Supplied material:
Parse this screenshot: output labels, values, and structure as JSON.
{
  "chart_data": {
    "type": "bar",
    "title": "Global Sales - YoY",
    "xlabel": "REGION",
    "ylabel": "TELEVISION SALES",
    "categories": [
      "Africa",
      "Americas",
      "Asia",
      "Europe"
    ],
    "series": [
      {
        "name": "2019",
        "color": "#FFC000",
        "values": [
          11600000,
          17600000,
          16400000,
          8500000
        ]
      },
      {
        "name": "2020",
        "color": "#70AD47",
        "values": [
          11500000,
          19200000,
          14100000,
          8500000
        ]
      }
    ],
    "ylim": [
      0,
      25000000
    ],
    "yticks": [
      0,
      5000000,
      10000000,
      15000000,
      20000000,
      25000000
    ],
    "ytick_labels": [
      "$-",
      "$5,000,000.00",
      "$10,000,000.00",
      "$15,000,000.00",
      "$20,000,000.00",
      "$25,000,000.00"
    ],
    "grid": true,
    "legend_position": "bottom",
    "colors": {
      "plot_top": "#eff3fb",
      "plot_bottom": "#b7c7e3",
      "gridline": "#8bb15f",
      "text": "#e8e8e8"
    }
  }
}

Task:
Extract the listing in its entirety and repeat it exactly.

Output:
Parse this screenshot: output labels, values, and structure as JSON.
{
  "chart_data": {
    "type": "bar",
    "title": "Global Sales - YoY",
    "xlabel": "REGION",
    "ylabel": "TELEVISION SALES",
    "categories": [
      "Africa",
      "Americas",
      "Asia",
      "Europe"
    ],
    "series": [
      {
        "name": "2019",
        "color": "#FFC000",
        "values": [
          11600000,
          17600000,
          16400000,
          8500000
        ]
      },
      {
        "name": "2020",
        "color": "#70AD47",
        "values": [
          11500000,
          19200000,
          14100000,
          8500000
        ]
      }
    ],
    "ylim": [
      0,
      25000000
    ],
    "yticks": [
      0,
      5000000,
      10000000,
      15000000,
      20000000,
      25000000
    ],
    "ytick_labels": [
      "$-",
      "$5,000,000.00",
      "$10,000,000.00",
      "$15,000,000.00",
      "$20,000,000.00",
      "$25,000,000.00"
    ],
    "grid": true,
    "legend_position": "bottom",
    "colors": {
      "plot_top": "#eff3fb",
      "plot_bottom": "#b7c7e3",
      "gridline": "#8bb15f",
      "text": "#e8e8e8"
    }
  }
}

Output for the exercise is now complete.